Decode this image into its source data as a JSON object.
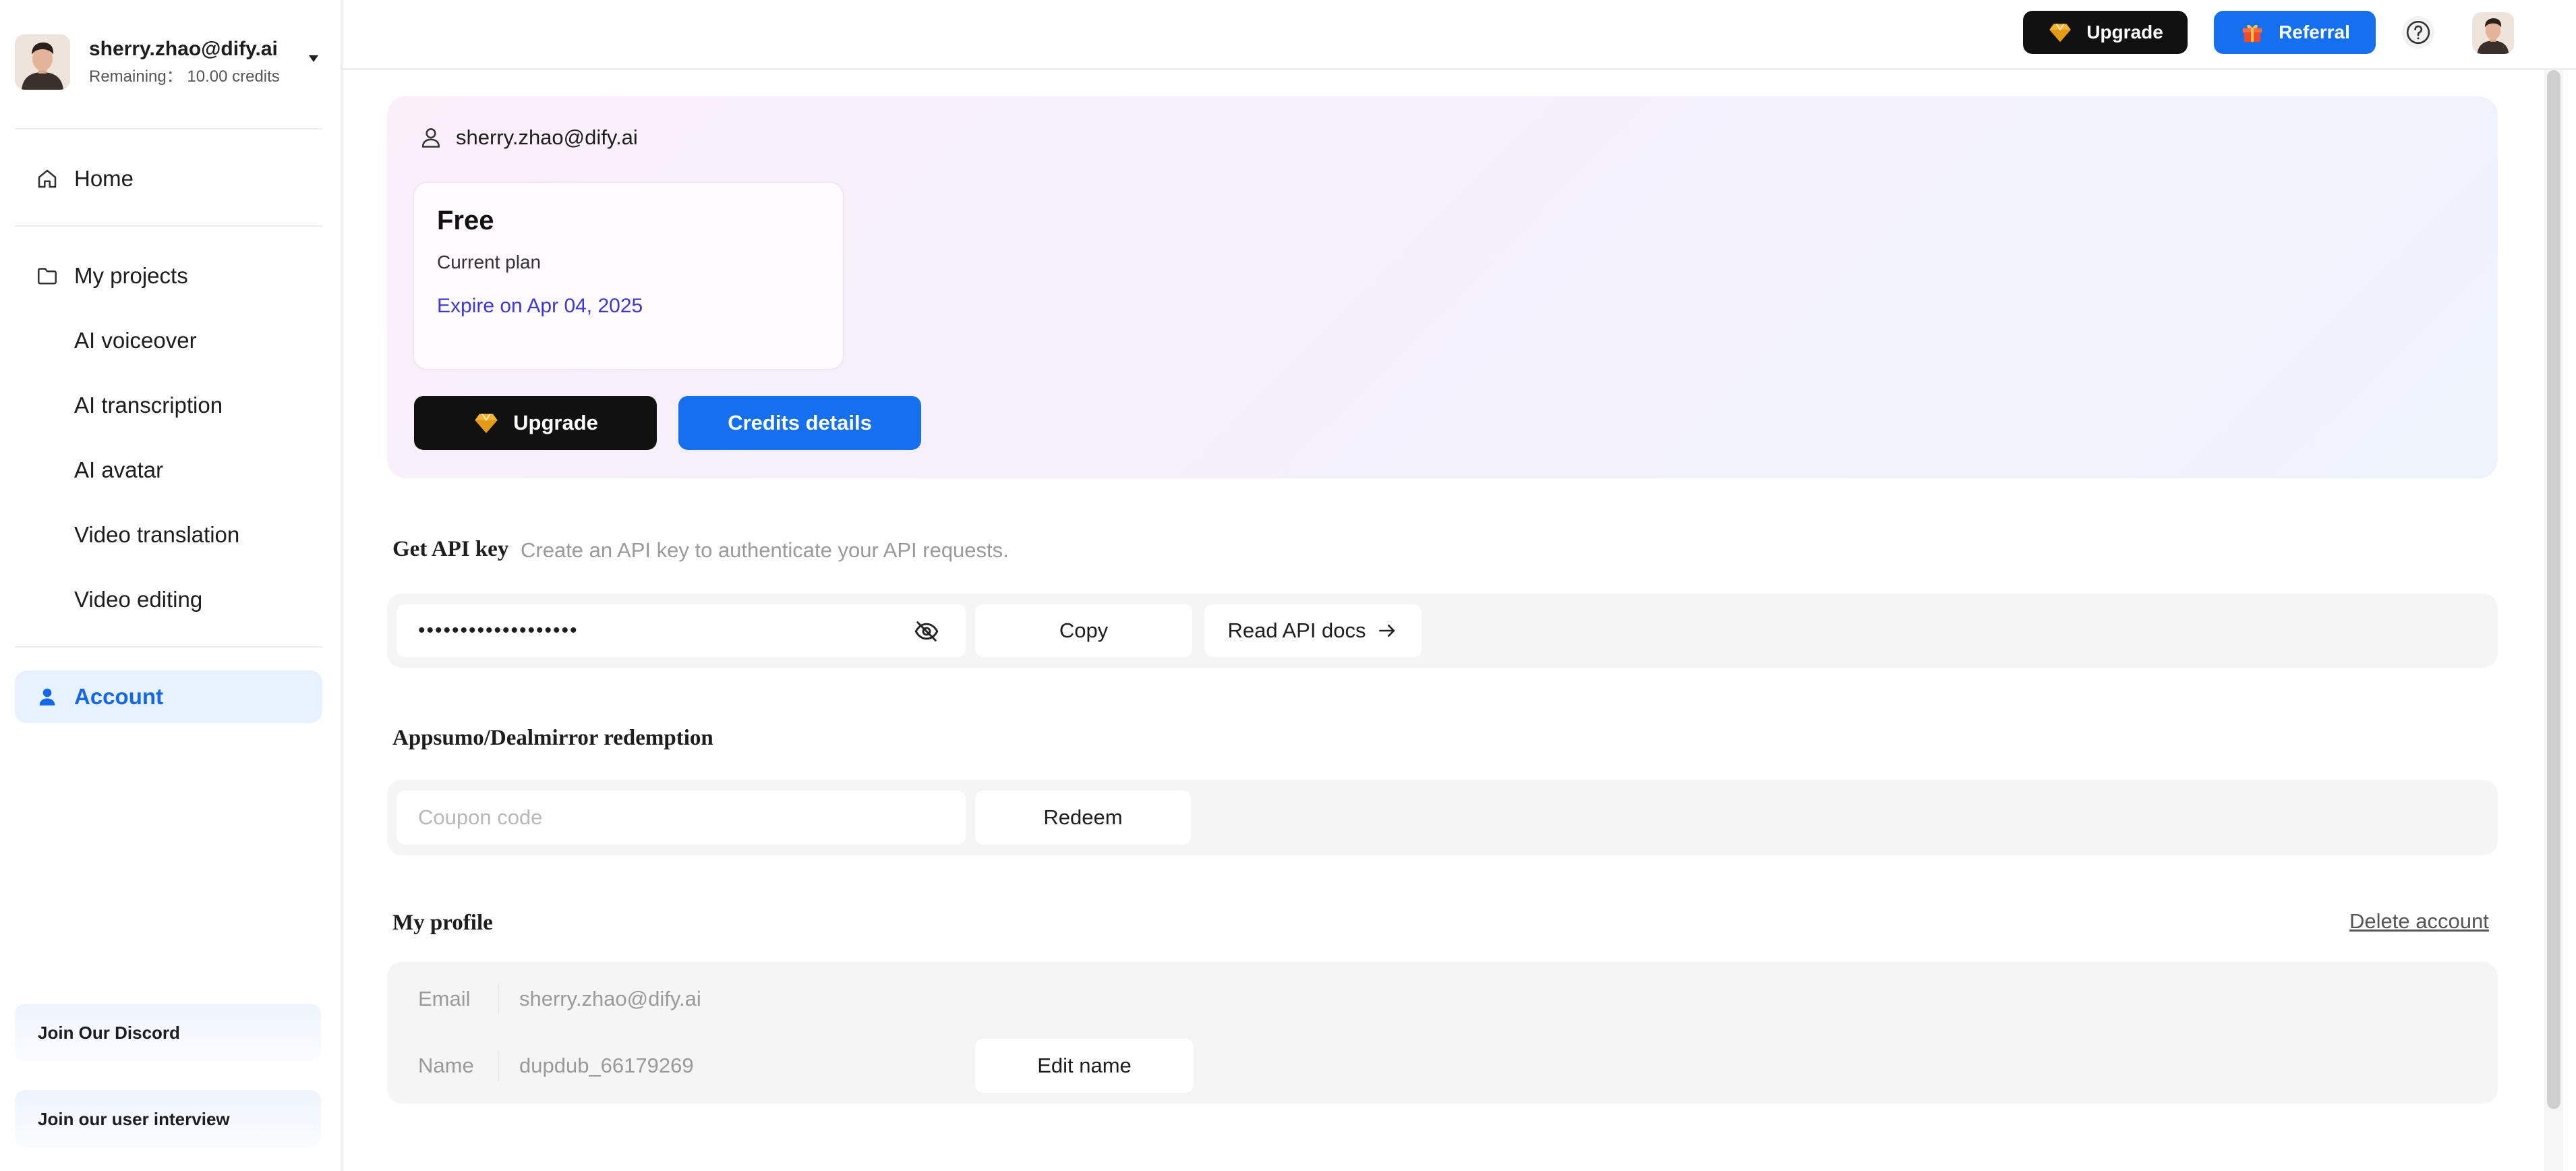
{
  "user": {
    "email": "sherry.zhao@dify.ai",
    "credits_text": "Remaining： 10.00 credits"
  },
  "sidebar": {
    "items": [
      {
        "label": "Home",
        "icon": "home-icon"
      },
      {
        "label": "My projects",
        "icon": "folder-icon"
      },
      {
        "label": "AI voiceover"
      },
      {
        "label": "AI transcription"
      },
      {
        "label": "AI avatar"
      },
      {
        "label": "Video translation"
      },
      {
        "label": "Video editing"
      },
      {
        "label": "Account",
        "icon": "user-icon",
        "active": true
      }
    ],
    "discord_label": "Join Our Discord",
    "interview_label": "Join our user interview"
  },
  "topbar": {
    "upgrade_label": "Upgrade",
    "referral_label": "Referral"
  },
  "plan": {
    "email": "sherry.zhao@dify.ai",
    "name": "Free",
    "subtitle": "Current plan",
    "expire": "Expire on Apr 04, 2025",
    "upgrade_label": "Upgrade",
    "credits_label": "Credits details"
  },
  "api": {
    "title": "Get API key",
    "description": "Create an API key to authenticate your API requests.",
    "masked_key": "•••••••••••••••••••",
    "copy_label": "Copy",
    "docs_label": "Read API docs"
  },
  "redeem": {
    "title": "Appsumo/Dealmirror redemption",
    "placeholder": "Coupon code",
    "button_label": "Redeem"
  },
  "profile": {
    "title": "My profile",
    "delete_label": "Delete account",
    "email_label": "Email",
    "email_value": "sherry.zhao@dify.ai",
    "name_label": "Name",
    "name_value": "dupdub_66179269",
    "edit_label": "Edit name"
  },
  "colors": {
    "accent": "#1570ef",
    "active_bg": "#e8f1ff",
    "dark_button": "#111111",
    "expire_text": "#3c38d0"
  }
}
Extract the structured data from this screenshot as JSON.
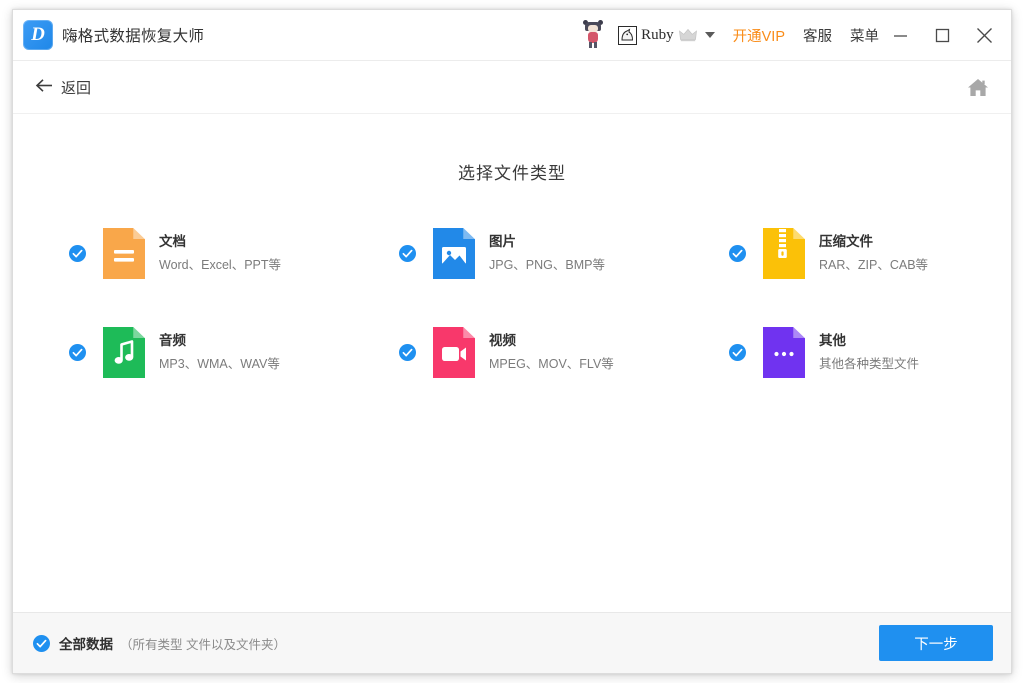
{
  "window": {
    "app_title": "嗨格式数据恢复大师",
    "logo_glyph": "D",
    "mascot_icon": "mascot-figure-icon",
    "accent_blue": "#1f90f0",
    "vip_orange": "#fa8c18"
  },
  "titlebar": {
    "avatar_icon": "user-avatar-icon",
    "user_name": "Ruby",
    "crown_icon": "crown-icon",
    "dropdown_icon": "chevron-down-icon",
    "vip_label": "开通VIP",
    "support_label": "客服",
    "menu_label": "菜单",
    "minimize_icon": "minimize-icon",
    "maximize_icon": "maximize-icon",
    "close_icon": "close-icon"
  },
  "subheader": {
    "back_icon": "arrow-left-icon",
    "back_label": "返回",
    "home_icon": "home-icon"
  },
  "main": {
    "page_title": "选择文件类型",
    "file_types": [
      {
        "name": "文档",
        "desc": "Word、Excel、PPT等",
        "icon": "document-file-icon",
        "color": "#F9A74A",
        "checked": true
      },
      {
        "name": "图片",
        "desc": "JPG、PNG、BMP等",
        "icon": "image-file-icon",
        "color": "#2289E8",
        "checked": true
      },
      {
        "name": "压缩文件",
        "desc": "RAR、ZIP、CAB等",
        "icon": "archive-file-icon",
        "color": "#FBC108",
        "checked": true
      },
      {
        "name": "音频",
        "desc": "MP3、WMA、WAV等",
        "icon": "audio-file-icon",
        "color": "#1EBB58",
        "checked": true
      },
      {
        "name": "视频",
        "desc": "MPEG、MOV、FLV等",
        "icon": "video-file-icon",
        "color": "#F8386B",
        "checked": true
      },
      {
        "name": "其他",
        "desc": "其他各种类型文件",
        "icon": "other-file-icon",
        "color": "#7033F0",
        "checked": true
      }
    ]
  },
  "footer": {
    "all_data_checked": true,
    "all_data_label": "全部数据",
    "all_data_note": "（所有类型 文件以及文件夹）",
    "next_label": "下一步"
  }
}
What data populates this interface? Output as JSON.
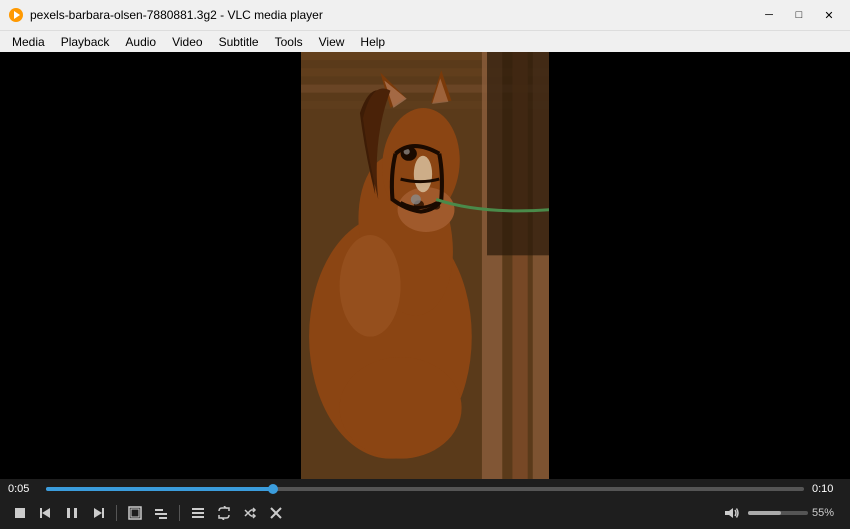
{
  "titlebar": {
    "icon": "▶",
    "title": "pexels-barbara-olsen-7880881.3g2 - VLC media player",
    "minimize_label": "─",
    "maximize_label": "□",
    "close_label": "✕"
  },
  "menubar": {
    "items": [
      "Media",
      "Playback",
      "Audio",
      "Video",
      "Subtitle",
      "Tools",
      "View",
      "Help"
    ]
  },
  "player": {
    "current_time": "0:05",
    "total_time": "0:10",
    "progress_percent": 30,
    "volume_percent": 55,
    "volume_label": "55%"
  },
  "controls": {
    "stop_label": "■",
    "prev_label": "⏮",
    "play_label": "⏸",
    "next_label": "⏭",
    "fullscreen_label": "⛶",
    "extended_label": "⧉",
    "playlist_label": "☰",
    "loop_label": "↻",
    "random_label": "⇄",
    "snap_label": "✕",
    "volume_icon": "🔊"
  }
}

──────────

--- EXERCISE DETAILS ---
Look for lines containing the string "avatar" and copy them all.

--- COMPLETE RESPONSE ---
        "label": "AI avatar"
    "avatar_icon": "user-avatar-icon",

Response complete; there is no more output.